▽

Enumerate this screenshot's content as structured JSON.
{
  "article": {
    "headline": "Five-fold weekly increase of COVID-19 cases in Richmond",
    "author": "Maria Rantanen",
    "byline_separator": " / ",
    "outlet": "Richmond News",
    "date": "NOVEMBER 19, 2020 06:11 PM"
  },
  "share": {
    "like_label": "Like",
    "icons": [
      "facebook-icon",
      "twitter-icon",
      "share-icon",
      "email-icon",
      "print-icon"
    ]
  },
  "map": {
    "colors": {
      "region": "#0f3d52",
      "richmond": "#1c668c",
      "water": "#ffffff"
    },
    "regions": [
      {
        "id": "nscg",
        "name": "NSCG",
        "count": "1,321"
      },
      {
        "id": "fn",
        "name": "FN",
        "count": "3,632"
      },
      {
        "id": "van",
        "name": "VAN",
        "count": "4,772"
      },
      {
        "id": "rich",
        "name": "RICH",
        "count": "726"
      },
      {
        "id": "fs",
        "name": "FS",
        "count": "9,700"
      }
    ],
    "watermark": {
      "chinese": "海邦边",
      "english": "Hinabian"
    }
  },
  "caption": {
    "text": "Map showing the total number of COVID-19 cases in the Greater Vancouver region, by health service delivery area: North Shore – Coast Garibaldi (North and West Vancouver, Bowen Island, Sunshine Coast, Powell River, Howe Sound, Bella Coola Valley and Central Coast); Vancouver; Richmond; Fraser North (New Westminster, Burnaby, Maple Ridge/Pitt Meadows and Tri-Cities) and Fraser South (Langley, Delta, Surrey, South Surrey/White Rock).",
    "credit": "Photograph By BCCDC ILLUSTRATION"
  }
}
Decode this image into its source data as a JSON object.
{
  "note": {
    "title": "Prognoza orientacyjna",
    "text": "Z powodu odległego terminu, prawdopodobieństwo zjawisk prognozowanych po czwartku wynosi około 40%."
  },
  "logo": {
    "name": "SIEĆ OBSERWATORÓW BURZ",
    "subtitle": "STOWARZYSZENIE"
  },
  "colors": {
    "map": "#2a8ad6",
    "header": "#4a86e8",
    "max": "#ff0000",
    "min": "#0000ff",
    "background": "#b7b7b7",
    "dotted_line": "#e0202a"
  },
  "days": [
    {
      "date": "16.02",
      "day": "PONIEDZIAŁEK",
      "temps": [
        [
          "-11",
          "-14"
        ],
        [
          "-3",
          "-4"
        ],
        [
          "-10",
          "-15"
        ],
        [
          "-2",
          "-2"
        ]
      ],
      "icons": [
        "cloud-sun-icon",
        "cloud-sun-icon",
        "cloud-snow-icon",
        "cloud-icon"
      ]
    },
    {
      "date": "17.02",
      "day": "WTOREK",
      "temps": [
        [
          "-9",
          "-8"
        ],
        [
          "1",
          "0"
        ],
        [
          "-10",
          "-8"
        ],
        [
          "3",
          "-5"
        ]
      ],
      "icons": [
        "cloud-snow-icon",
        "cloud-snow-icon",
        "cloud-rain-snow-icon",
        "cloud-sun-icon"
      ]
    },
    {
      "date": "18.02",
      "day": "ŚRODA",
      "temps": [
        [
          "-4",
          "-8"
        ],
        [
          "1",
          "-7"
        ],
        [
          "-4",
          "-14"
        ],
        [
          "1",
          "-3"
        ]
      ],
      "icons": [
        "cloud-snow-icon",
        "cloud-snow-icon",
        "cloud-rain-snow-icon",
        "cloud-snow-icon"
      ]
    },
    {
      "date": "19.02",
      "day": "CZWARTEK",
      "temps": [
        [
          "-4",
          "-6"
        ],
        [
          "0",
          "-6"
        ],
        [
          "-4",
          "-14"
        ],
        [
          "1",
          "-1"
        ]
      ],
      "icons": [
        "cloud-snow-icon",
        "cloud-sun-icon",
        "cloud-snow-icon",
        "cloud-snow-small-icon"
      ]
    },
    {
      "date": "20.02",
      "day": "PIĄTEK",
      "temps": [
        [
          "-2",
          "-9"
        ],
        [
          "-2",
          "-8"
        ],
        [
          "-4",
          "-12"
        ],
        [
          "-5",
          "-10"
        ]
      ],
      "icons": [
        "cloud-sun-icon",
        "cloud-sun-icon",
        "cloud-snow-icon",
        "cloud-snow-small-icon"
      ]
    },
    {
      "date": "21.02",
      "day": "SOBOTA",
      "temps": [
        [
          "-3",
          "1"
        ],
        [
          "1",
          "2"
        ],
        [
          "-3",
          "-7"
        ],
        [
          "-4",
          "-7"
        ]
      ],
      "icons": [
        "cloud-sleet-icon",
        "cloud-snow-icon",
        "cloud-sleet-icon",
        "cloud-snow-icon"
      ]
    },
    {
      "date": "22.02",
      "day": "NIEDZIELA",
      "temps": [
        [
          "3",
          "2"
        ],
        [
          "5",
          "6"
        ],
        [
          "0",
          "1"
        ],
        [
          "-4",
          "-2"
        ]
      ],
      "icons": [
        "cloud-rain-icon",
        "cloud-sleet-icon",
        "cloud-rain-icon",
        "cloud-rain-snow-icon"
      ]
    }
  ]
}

△

- Objective
Provide only the number of lines in the records containing the string "count".

- Exercise result
5